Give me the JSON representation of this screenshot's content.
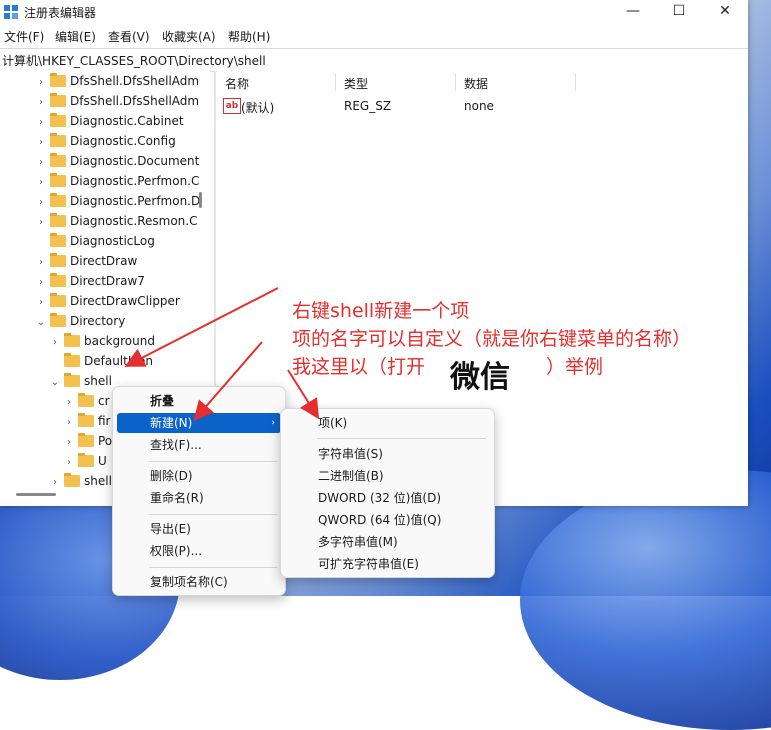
{
  "window": {
    "title": "注册表编辑器",
    "minimize_symbol": "—",
    "maximize_symbol": "☐",
    "close_symbol": "✕"
  },
  "menu": [
    "文件(F)",
    "编辑(E)",
    "查看(V)",
    "收藏夹(A)",
    "帮助(H)"
  ],
  "address": "计算机\\HKEY_CLASSES_ROOT\\Directory\\shell",
  "tree": [
    {
      "label": "DfsShell.DfsShellAdm",
      "chevron": "›"
    },
    {
      "label": "DfsShell.DfsShellAdm",
      "chevron": "›"
    },
    {
      "label": "Diagnostic.Cabinet",
      "chevron": "›"
    },
    {
      "label": "Diagnostic.Config",
      "chevron": "›"
    },
    {
      "label": "Diagnostic.Document",
      "chevron": "›"
    },
    {
      "label": "Diagnostic.Perfmon.C",
      "chevron": "›"
    },
    {
      "label": "Diagnostic.Perfmon.D",
      "chevron": "›"
    },
    {
      "label": "Diagnostic.Resmon.C",
      "chevron": "›"
    },
    {
      "label": "DiagnosticLog",
      "chevron": ""
    },
    {
      "label": "DirectDraw",
      "chevron": "›"
    },
    {
      "label": "DirectDraw7",
      "chevron": "›"
    },
    {
      "label": "DirectDrawClipper",
      "chevron": "›"
    },
    {
      "label": "Directory",
      "chevron": "⌄"
    },
    {
      "label": "background",
      "chevron": "›"
    },
    {
      "label": "DefaultIcon",
      "chevron": ""
    },
    {
      "label": "shell",
      "chevron": "⌄"
    },
    {
      "label": "cr",
      "chevron": "›"
    },
    {
      "label": "fir",
      "chevron": "›"
    },
    {
      "label": "Po",
      "chevron": "›"
    },
    {
      "label": "U",
      "chevron": "›"
    },
    {
      "label": "shell",
      "chevron": "›"
    }
  ],
  "columns": {
    "name": "名称",
    "type": "类型",
    "data": "数据"
  },
  "value_row": {
    "icon": "ab",
    "name": "(默认)",
    "type": "REG_SZ",
    "data": "none"
  },
  "context_menu": {
    "items": [
      "折叠",
      "新建(N)",
      "查找(F)...",
      "删除(D)",
      "重命名(R)",
      "导出(E)",
      "权限(P)...",
      "复制项名称(C)"
    ]
  },
  "submenu": {
    "items": [
      "项(K)",
      "字符串值(S)",
      "二进制值(B)",
      "DWORD (32 位)值(D)",
      "QWORD (64 位)值(Q)",
      "多字符串值(M)",
      "可扩充字符串值(E)"
    ]
  },
  "annotation": {
    "line1": "右键shell新建一个项",
    "line2": "项的名字可以自定义（就是你右键菜单的名称）",
    "line3_prefix": "我这里以（打开",
    "line3_highlight": "微信",
    "line3_suffix": "）举例",
    "color": "#e52e2e"
  }
}
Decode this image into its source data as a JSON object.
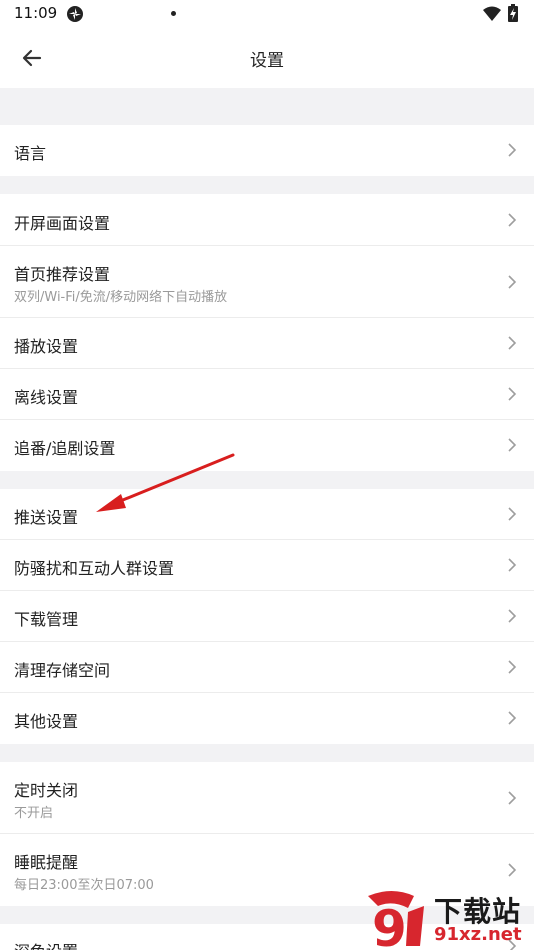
{
  "status_bar": {
    "time": "11:09"
  },
  "header": {
    "title": "设置",
    "back_icon": "arrow-left-icon"
  },
  "groups": [
    {
      "items": [
        {
          "title": "语言"
        }
      ]
    },
    {
      "items": [
        {
          "title": "开屏画面设置"
        },
        {
          "title": "首页推荐设置",
          "subtitle": "双列/Wi-Fi/免流/移动网络下自动播放"
        },
        {
          "title": "播放设置"
        },
        {
          "title": "离线设置"
        },
        {
          "title": "追番/追剧设置"
        }
      ]
    },
    {
      "items": [
        {
          "title": "推送设置"
        },
        {
          "title": "防骚扰和互动人群设置"
        },
        {
          "title": "下载管理"
        },
        {
          "title": "清理存储空间"
        },
        {
          "title": "其他设置"
        }
      ]
    },
    {
      "items": [
        {
          "title": "定时关闭",
          "subtitle": "不开启"
        },
        {
          "title": "睡眠提醒",
          "subtitle": "每日23:00至次日07:00"
        }
      ]
    },
    {
      "items": [
        {
          "title": "深色设置"
        }
      ]
    }
  ],
  "watermark": {
    "line1": "下载站",
    "line2": "91xz.net",
    "mark": "9"
  },
  "colors": {
    "annotation_arrow": "#d81e1e",
    "separator": "#f2f2f4",
    "watermark_red": "#d7262e"
  }
}
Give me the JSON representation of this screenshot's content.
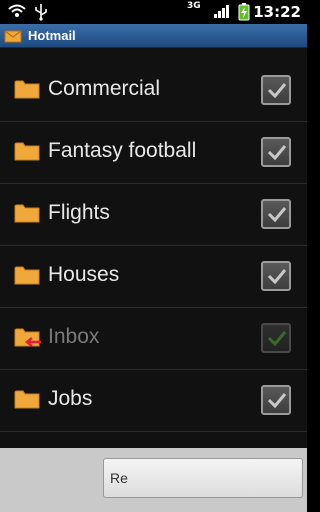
{
  "status": {
    "time": "13:22",
    "network": "3G"
  },
  "app": {
    "title": "Hotmail"
  },
  "folders": [
    {
      "label": "Commercial",
      "checked": true
    },
    {
      "label": "Fantasy football",
      "checked": true
    },
    {
      "label": "Flights",
      "checked": true
    },
    {
      "label": "Houses",
      "checked": true
    },
    {
      "label": "Inbox",
      "checked": true,
      "disabled": true
    },
    {
      "label": "Jobs",
      "checked": true
    }
  ],
  "bottom": {
    "button_label": "Re"
  },
  "colors": {
    "title_bar": "#2b5b93",
    "folder": "#f0a83a",
    "check": "#c8c8c8"
  }
}
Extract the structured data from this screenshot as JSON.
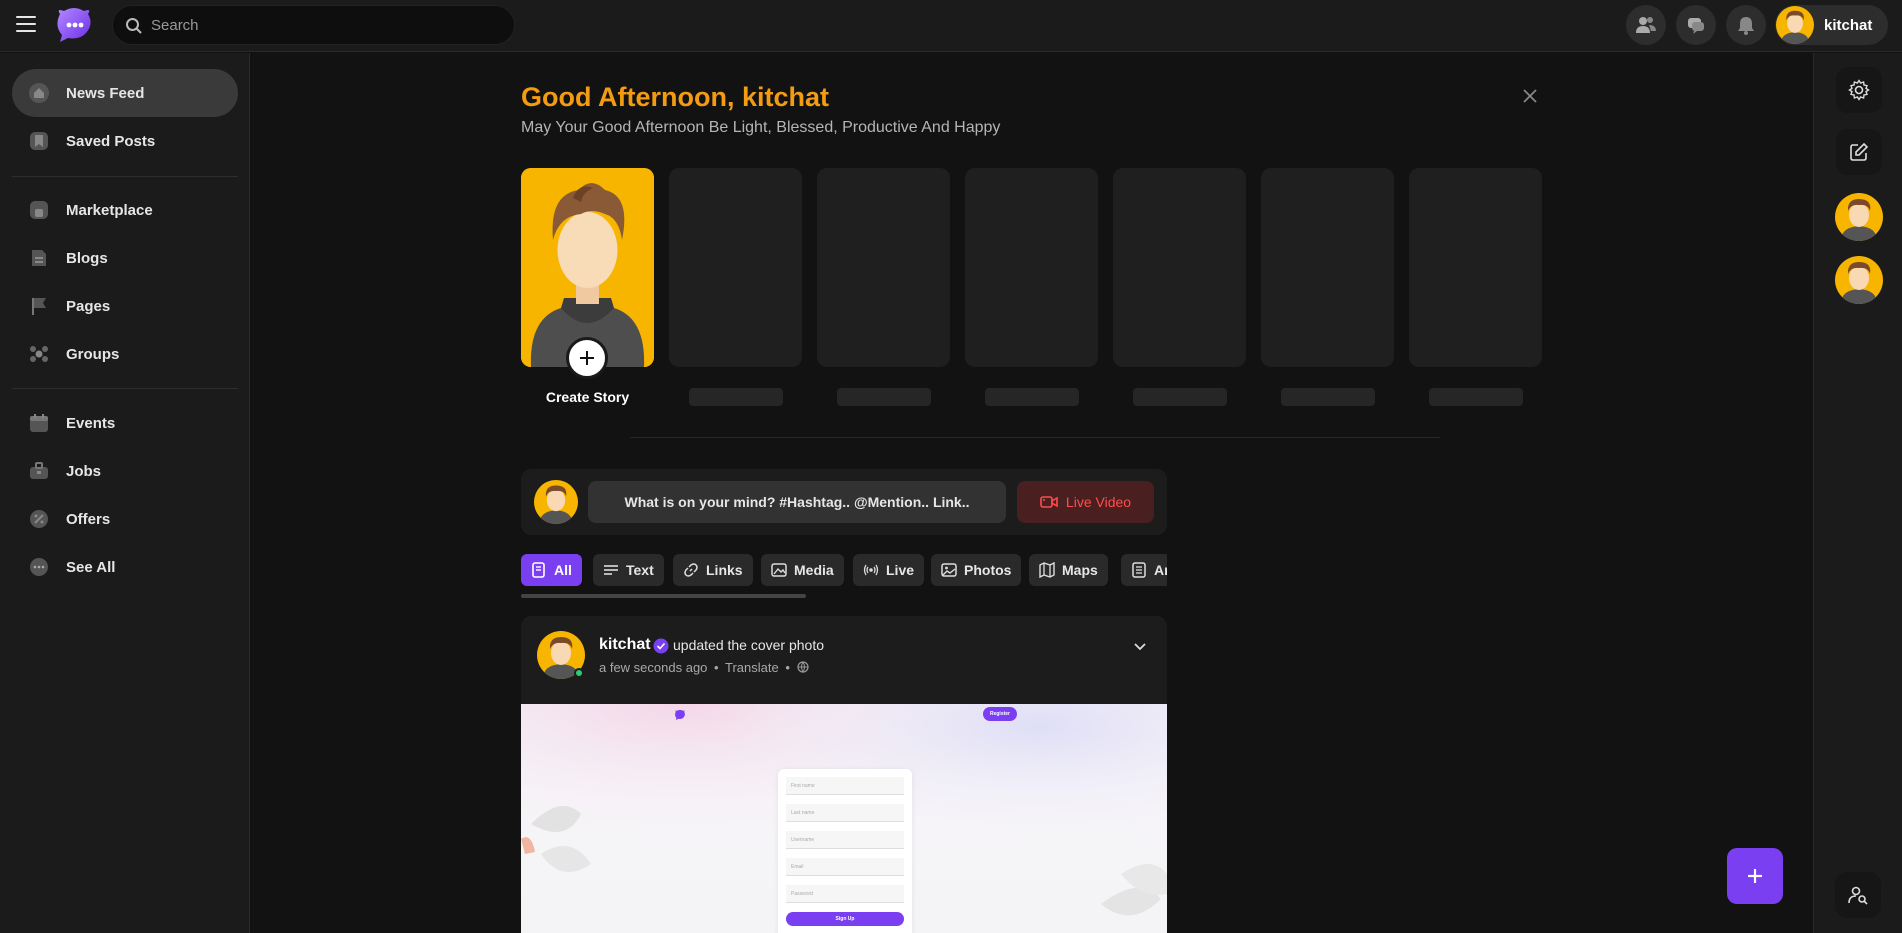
{
  "header": {
    "search_placeholder": "Search",
    "user_name": "kitchat"
  },
  "sidebar": {
    "items": [
      {
        "label": "News Feed",
        "icon": "home-icon",
        "active": true
      },
      {
        "label": "Saved Posts",
        "icon": "bookmark-icon"
      },
      {
        "label": "Marketplace",
        "icon": "store-icon"
      },
      {
        "label": "Blogs",
        "icon": "blog-icon"
      },
      {
        "label": "Pages",
        "icon": "flag-icon"
      },
      {
        "label": "Groups",
        "icon": "group-icon"
      },
      {
        "label": "Events",
        "icon": "calendar-icon"
      },
      {
        "label": "Jobs",
        "icon": "briefcase-icon"
      },
      {
        "label": "Offers",
        "icon": "offer-icon"
      },
      {
        "label": "See All",
        "icon": "more-icon"
      }
    ]
  },
  "greeting": {
    "title": "Good Afternoon, kitchat",
    "subtitle": "May Your Good Afternoon Be Light, Blessed, Productive And Happy"
  },
  "stories": {
    "create_label": "Create Story"
  },
  "composer": {
    "placeholder": "What is on your mind? #Hashtag.. @Mention.. Link..",
    "live_label": "Live Video"
  },
  "filters": [
    "All",
    "Text",
    "Links",
    "Media",
    "Live",
    "Photos",
    "Maps",
    "Ar"
  ],
  "post": {
    "author": "kitchat",
    "action": "updated the cover photo",
    "time": "a few seconds ago",
    "translate": "Translate",
    "separator": "•",
    "form_fields": [
      "First name",
      "Last name",
      "Username",
      "Email",
      "Password"
    ],
    "form_button": "Sign Up",
    "register_label": "Register"
  },
  "colors": {
    "accent": "#7b3ff2",
    "greeting": "#f39c12",
    "live": "#ff4d4d"
  }
}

[Goal]: Set down the complete material exactly, but do not include the images.

[Written answer]:
Give me the JSON representation of this screenshot's content.
{
  "window": {
    "title": "注册表编辑器",
    "minimize_symbol": "—",
    "maximize_symbol": "☐",
    "close_symbol": "✕"
  },
  "menu": [
    "文件(F)",
    "编辑(E)",
    "查看(V)",
    "收藏夹(A)",
    "帮助(H)"
  ],
  "address": "计算机\\HKEY_CLASSES_ROOT\\Directory\\shell",
  "tree": [
    {
      "label": "DfsShell.DfsShellAdm",
      "chevron": "›"
    },
    {
      "label": "DfsShell.DfsShellAdm",
      "chevron": "›"
    },
    {
      "label": "Diagnostic.Cabinet",
      "chevron": "›"
    },
    {
      "label": "Diagnostic.Config",
      "chevron": "›"
    },
    {
      "label": "Diagnostic.Document",
      "chevron": "›"
    },
    {
      "label": "Diagnostic.Perfmon.C",
      "chevron": "›"
    },
    {
      "label": "Diagnostic.Perfmon.D",
      "chevron": "›"
    },
    {
      "label": "Diagnostic.Resmon.C",
      "chevron": "›"
    },
    {
      "label": "DiagnosticLog",
      "chevron": ""
    },
    {
      "label": "DirectDraw",
      "chevron": "›"
    },
    {
      "label": "DirectDraw7",
      "chevron": "›"
    },
    {
      "label": "DirectDrawClipper",
      "chevron": "›"
    },
    {
      "label": "Directory",
      "chevron": "⌄"
    },
    {
      "label": "background",
      "chevron": "›"
    },
    {
      "label": "DefaultIcon",
      "chevron": ""
    },
    {
      "label": "shell",
      "chevron": "⌄"
    },
    {
      "label": "cr",
      "chevron": "›"
    },
    {
      "label": "fir",
      "chevron": "›"
    },
    {
      "label": "Po",
      "chevron": "›"
    },
    {
      "label": "U",
      "chevron": "›"
    },
    {
      "label": "shell",
      "chevron": "›"
    }
  ],
  "columns": {
    "name": "名称",
    "type": "类型",
    "data": "数据"
  },
  "value_row": {
    "icon": "ab",
    "name": "(默认)",
    "type": "REG_SZ",
    "data": "none"
  },
  "context_menu": {
    "items": [
      "折叠",
      "新建(N)",
      "查找(F)...",
      "删除(D)",
      "重命名(R)",
      "导出(E)",
      "权限(P)...",
      "复制项名称(C)"
    ]
  },
  "submenu": {
    "items": [
      "项(K)",
      "字符串值(S)",
      "二进制值(B)",
      "DWORD (32 位)值(D)",
      "QWORD (64 位)值(Q)",
      "多字符串值(M)",
      "可扩充字符串值(E)"
    ]
  },
  "annotation": {
    "line1": "右键shell新建一个项",
    "line2": "项的名字可以自定义（就是你右键菜单的名称）",
    "line3_prefix": "我这里以（打开",
    "line3_highlight": "微信",
    "line3_suffix": "）举例",
    "color": "#e52e2e"
  }
}
Decode this image into its source data as a JSON object.
{
  "status_bar": {
    "time": "11:09"
  },
  "header": {
    "title": "设置",
    "back_icon": "arrow-left-icon"
  },
  "groups": [
    {
      "items": [
        {
          "title": "语言"
        }
      ]
    },
    {
      "items": [
        {
          "title": "开屏画面设置"
        },
        {
          "title": "首页推荐设置",
          "subtitle": "双列/Wi-Fi/免流/移动网络下自动播放"
        },
        {
          "title": "播放设置"
        },
        {
          "title": "离线设置"
        },
        {
          "title": "追番/追剧设置"
        }
      ]
    },
    {
      "items": [
        {
          "title": "推送设置"
        },
        {
          "title": "防骚扰和互动人群设置"
        },
        {
          "title": "下载管理"
        },
        {
          "title": "清理存储空间"
        },
        {
          "title": "其他设置"
        }
      ]
    },
    {
      "items": [
        {
          "title": "定时关闭",
          "subtitle": "不开启"
        },
        {
          "title": "睡眠提醒",
          "subtitle": "每日23:00至次日07:00"
        }
      ]
    },
    {
      "items": [
        {
          "title": "深色设置"
        }
      ]
    }
  ],
  "watermark": {
    "line1": "下载站",
    "line2": "91xz.net",
    "mark": "9"
  },
  "colors": {
    "annotation_arrow": "#d81e1e",
    "separator": "#f2f2f4",
    "watermark_red": "#d7262e"
  }
}
Give me the JSON representation of this screenshot's content.
{
  "status": {
    "time": "13:22",
    "network": "3G"
  },
  "app": {
    "title": "Hotmail"
  },
  "folders": [
    {
      "label": "Commercial",
      "checked": true
    },
    {
      "label": "Fantasy football",
      "checked": true
    },
    {
      "label": "Flights",
      "checked": true
    },
    {
      "label": "Houses",
      "checked": true
    },
    {
      "label": "Inbox",
      "checked": true,
      "disabled": true
    },
    {
      "label": "Jobs",
      "checked": true
    }
  ],
  "bottom": {
    "button_label": "Re"
  },
  "colors": {
    "title_bar": "#2b5b93",
    "folder": "#f0a83a",
    "check": "#c8c8c8"
  }
}
Extract the structured data from this screenshot as JSON.
{
  "header": {
    "search_placeholder": "Search",
    "user_name": "kitchat"
  },
  "sidebar": {
    "items": [
      {
        "label": "News Feed",
        "icon": "home-icon",
        "active": true
      },
      {
        "label": "Saved Posts",
        "icon": "bookmark-icon"
      },
      {
        "label": "Marketplace",
        "icon": "store-icon"
      },
      {
        "label": "Blogs",
        "icon": "blog-icon"
      },
      {
        "label": "Pages",
        "icon": "flag-icon"
      },
      {
        "label": "Groups",
        "icon": "group-icon"
      },
      {
        "label": "Events",
        "icon": "calendar-icon"
      },
      {
        "label": "Jobs",
        "icon": "briefcase-icon"
      },
      {
        "label": "Offers",
        "icon": "offer-icon"
      },
      {
        "label": "See All",
        "icon": "more-icon"
      }
    ]
  },
  "greeting": {
    "title": "Good Afternoon, kitchat",
    "subtitle": "May Your Good Afternoon Be Light, Blessed, Productive And Happy"
  },
  "stories": {
    "create_label": "Create Story"
  },
  "composer": {
    "placeholder": "What is on your mind? #Hashtag.. @Mention.. Link..",
    "live_label": "Live Video"
  },
  "filters": [
    "All",
    "Text",
    "Links",
    "Media",
    "Live",
    "Photos",
    "Maps",
    "Ar"
  ],
  "post": {
    "author": "kitchat",
    "action": "updated the cover photo",
    "time": "a few seconds ago",
    "translate": "Translate",
    "separator": "•",
    "form_fields": [
      "First name",
      "Last name",
      "Username",
      "Email",
      "Password"
    ],
    "form_button": "Sign Up",
    "register_label": "Register"
  },
  "colors": {
    "accent": "#7b3ff2",
    "greeting": "#f39c12",
    "live": "#ff4d4d"
  }
}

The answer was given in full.